• Selected extract:
_ _ _ _ _ _ _

Document Image Classification and Retrieval

Document Image Classification and Retrieval

Traditional approaches to document retrieval focus on conversion to electronic text followed by indexing of the text content.  Recently some work in the community has focused on indexing document image content directly.  In this talk, we will overview work at Maryland on Classification and Indexing that scales to millions of documents.  First we present a learning based approach for computing structural similarities among document images for unsupervised exploration in large document collections. The approach is based on multiple levels of content and structure. At a local level, a bag-of-visual words based on SURF features provides an effective way of computing content similarity. The document is then recursively partitioned and a histogram of codewords is computed for each partition. Structural similarity is computed using a random forest classifier trained with these histogram features. We experiment with three diverse datasets of document images varying in size, degree of structural similarity, and types of document images. Second, we present a scalable algorithm for segmentation free content retrieval in document images. The contributions of this paper include the use of the SURF feature for image passage retrieval, a novel indexing algorithm for efficient retrieval of SURF features and a method to filter results using the orientation of local features and geometric constraints. Results demonstrate that logo, signature block and stamp retrieval can be performed with high accurately and efficiently scaled to a large datasets.

Bio: Dr. David Doermann is a senior research scientist in UMIACS.  He received a B.Sc. degree in Computer Science and Mathematics from Bloomsburg University in 1987, and a M.Sc. degree in 1989 in the Department of Computer Science at the University of Maryland, College Park. He continued his studies in the Computer Vision Laboratory, where he earned a Ph.D. 1993. Since 1993, he has served as co-director of the Laboratory for Language and Media Processing in the University of Maryland's Institute for Advanced Computer Studies and as an adjunct member of the graduate faculty.

_ _ _ _ _ _ _

• Items:
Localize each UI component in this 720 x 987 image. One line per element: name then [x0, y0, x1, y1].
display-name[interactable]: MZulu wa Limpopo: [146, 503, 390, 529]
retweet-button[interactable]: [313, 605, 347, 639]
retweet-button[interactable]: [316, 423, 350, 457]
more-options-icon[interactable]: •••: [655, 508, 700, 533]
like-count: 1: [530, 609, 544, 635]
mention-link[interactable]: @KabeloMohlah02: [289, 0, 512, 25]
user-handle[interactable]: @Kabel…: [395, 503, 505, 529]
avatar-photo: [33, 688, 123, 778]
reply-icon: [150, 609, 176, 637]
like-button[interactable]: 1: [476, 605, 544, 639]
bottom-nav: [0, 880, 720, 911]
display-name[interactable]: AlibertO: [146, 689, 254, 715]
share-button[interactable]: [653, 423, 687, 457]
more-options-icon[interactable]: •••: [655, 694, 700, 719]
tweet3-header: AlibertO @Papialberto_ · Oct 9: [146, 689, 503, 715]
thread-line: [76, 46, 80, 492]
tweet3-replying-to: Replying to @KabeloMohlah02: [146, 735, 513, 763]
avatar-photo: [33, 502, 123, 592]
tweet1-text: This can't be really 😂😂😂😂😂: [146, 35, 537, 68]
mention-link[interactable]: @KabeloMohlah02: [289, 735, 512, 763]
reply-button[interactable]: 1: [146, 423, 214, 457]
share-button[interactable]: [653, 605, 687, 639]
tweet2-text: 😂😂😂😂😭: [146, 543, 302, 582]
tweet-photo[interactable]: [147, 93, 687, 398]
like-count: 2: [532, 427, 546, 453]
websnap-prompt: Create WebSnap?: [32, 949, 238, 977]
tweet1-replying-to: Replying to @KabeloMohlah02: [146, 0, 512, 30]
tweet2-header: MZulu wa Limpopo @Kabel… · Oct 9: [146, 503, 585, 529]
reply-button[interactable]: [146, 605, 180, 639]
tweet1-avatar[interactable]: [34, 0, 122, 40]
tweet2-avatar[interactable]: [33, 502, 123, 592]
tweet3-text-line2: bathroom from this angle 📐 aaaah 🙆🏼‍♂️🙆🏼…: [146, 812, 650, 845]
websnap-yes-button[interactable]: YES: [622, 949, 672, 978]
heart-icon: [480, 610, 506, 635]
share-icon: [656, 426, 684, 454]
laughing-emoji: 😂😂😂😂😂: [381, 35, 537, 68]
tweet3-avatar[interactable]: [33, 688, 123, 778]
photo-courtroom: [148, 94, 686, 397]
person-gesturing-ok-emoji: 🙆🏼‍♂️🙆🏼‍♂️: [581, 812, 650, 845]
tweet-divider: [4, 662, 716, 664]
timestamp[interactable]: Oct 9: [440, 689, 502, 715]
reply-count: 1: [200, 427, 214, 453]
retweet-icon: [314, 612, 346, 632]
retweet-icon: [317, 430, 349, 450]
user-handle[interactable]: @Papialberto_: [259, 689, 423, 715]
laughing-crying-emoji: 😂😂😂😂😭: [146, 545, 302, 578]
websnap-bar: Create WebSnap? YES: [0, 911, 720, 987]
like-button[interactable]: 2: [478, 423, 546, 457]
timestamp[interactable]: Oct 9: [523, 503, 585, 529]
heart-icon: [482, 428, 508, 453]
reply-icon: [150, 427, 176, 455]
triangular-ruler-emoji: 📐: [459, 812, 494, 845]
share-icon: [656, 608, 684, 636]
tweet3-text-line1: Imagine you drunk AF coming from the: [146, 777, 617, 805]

_ _ _ _ _ _ _

• Short problem A:
Answer these questions from the talk description on document image classification and retrieval:
(i) What feature is the bag-of-visual-words built on?
(ii) What kind of classifier computes structural similarity?
(iii) In what year did David Doermann earn his Ph.D.?
• Short problem B:
Extend the talk description on document image classification and retrieval with a few more sentences that pick up after its final one.
The items play no part in this work.

• Expected output A:
(i) SURF features
(ii) A random forest classifier
(iii) 1993

• Expected output B:
His team of researchers focuses on topics related to document image analysis and multimedia information processing. Recent intelligent document image analysis projects include page decomposition, structural analysis and classification, page segmentation, logo recognition, document image compression, duplicate document image detection, image based retrieval, character recognition, generation of synthetic OCR data, and signature verification. In video processing, projects have centered on the segmentation of compressed domain video sequences, structural representation and classification of video, detection of reformatted video sequences and the performance evaluation of automated video analysis algorithms.

In 2002 he received an Honorary Doctorate of Technology Sciences from the University of Oulu for his contributions to digital media processing and document analysis research. He is a founding co-editor of the International Journal on Document Analysis and Recognition, has the General Chair or Co-Chair of over a half dozen international conferences and workshops and was the General Chair of the International Conference on Document Analysis and Recognition (ICDAR)  held in Washington DC in 2013.  He has over 30 journal publications and over 160 refereed conference papers.

He is a fellow of the IEEE and IAPR and is currently a program manager at DARPA in the Information Innovation Office (I2O)